Stored records
○ ○ ○ ○

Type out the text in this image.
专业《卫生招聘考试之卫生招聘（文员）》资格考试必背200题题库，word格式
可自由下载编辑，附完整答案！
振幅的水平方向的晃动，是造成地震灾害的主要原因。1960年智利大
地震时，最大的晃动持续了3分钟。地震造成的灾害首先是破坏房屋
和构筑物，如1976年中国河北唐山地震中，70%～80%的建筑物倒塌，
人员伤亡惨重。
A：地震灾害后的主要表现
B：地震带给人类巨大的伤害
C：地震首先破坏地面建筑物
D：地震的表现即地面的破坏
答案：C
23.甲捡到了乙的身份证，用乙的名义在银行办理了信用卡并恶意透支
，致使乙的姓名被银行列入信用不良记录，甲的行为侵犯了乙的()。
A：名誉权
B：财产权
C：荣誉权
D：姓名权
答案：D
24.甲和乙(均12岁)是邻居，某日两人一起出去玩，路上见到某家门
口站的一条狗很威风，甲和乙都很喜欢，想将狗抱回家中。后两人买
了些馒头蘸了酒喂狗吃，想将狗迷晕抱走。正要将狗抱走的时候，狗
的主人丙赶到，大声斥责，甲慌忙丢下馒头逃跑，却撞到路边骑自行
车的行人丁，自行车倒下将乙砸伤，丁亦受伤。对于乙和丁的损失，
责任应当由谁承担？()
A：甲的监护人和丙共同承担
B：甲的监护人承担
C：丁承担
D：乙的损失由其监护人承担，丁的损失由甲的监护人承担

○ ○ ○ ○

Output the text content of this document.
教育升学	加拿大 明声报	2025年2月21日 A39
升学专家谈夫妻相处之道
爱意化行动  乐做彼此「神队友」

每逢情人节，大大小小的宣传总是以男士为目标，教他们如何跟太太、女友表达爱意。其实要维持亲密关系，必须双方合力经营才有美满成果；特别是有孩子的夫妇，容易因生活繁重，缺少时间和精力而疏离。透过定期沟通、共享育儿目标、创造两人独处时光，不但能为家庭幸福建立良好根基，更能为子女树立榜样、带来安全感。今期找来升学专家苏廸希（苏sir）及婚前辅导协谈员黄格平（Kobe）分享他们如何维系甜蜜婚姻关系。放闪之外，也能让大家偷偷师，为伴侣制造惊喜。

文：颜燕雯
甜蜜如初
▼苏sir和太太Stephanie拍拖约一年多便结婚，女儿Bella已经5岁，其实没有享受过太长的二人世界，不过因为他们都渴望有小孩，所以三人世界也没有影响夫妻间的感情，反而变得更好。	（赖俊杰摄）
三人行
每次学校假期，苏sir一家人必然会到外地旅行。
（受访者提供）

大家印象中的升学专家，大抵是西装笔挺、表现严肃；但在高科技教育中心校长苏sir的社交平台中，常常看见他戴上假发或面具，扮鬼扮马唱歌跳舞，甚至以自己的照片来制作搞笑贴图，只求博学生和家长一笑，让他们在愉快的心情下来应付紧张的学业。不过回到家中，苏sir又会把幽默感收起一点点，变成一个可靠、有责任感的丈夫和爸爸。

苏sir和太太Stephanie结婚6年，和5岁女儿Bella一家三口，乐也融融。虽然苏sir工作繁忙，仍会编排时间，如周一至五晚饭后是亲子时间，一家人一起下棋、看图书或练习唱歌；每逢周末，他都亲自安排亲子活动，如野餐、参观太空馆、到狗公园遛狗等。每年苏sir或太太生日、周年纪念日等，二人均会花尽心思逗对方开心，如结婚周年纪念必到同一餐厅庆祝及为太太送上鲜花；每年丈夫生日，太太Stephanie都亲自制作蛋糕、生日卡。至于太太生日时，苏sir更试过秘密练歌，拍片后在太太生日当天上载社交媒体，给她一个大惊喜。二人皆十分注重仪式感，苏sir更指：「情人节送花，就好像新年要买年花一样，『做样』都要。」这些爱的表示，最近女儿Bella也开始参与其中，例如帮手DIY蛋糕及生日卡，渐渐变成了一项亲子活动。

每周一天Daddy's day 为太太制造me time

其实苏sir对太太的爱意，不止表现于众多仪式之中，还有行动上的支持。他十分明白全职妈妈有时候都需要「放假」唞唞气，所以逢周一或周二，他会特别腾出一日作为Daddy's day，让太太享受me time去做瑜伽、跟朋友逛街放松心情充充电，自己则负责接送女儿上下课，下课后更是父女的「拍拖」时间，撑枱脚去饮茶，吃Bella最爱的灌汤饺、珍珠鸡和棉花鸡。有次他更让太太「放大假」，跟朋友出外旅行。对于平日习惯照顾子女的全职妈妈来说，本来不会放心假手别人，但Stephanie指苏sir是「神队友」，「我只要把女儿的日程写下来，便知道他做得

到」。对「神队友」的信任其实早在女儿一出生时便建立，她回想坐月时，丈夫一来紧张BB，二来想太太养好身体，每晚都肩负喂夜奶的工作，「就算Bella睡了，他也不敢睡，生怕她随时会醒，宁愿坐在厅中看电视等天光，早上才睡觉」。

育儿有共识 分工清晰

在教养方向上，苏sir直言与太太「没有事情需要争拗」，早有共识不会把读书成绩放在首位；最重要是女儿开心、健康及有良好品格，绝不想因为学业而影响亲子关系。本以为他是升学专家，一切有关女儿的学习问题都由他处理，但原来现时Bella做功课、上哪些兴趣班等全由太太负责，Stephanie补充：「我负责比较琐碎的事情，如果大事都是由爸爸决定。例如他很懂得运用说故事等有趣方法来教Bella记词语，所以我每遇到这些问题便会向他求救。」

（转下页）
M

○ ○ ○ ○

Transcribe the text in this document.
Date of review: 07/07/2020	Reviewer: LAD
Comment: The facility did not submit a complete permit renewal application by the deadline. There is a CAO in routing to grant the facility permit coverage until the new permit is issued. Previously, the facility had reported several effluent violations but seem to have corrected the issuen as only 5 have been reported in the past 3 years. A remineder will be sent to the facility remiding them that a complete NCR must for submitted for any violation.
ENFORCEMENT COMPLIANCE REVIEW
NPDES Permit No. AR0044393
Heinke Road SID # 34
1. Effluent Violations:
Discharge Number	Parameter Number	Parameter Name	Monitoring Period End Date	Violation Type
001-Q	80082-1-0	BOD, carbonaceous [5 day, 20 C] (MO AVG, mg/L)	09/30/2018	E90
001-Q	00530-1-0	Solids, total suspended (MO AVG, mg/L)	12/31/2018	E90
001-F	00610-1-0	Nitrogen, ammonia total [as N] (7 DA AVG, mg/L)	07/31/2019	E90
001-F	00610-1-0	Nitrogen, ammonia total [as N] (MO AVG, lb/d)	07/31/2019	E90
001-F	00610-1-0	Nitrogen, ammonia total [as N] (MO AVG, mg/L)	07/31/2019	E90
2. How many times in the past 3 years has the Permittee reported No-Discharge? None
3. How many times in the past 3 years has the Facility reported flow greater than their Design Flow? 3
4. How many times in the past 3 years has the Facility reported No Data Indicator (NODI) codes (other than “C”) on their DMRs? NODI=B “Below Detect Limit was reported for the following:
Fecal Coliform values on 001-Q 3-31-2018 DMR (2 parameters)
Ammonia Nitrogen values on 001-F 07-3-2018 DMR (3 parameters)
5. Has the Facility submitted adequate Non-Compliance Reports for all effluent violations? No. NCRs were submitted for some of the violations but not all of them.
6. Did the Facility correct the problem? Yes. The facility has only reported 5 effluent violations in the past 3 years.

○ ○ ○ ○

▶ **Description of the task**
From the material given, work out how many lines hold the string "times"; state that number and nothing further.

▶ **Solution for this problem**
3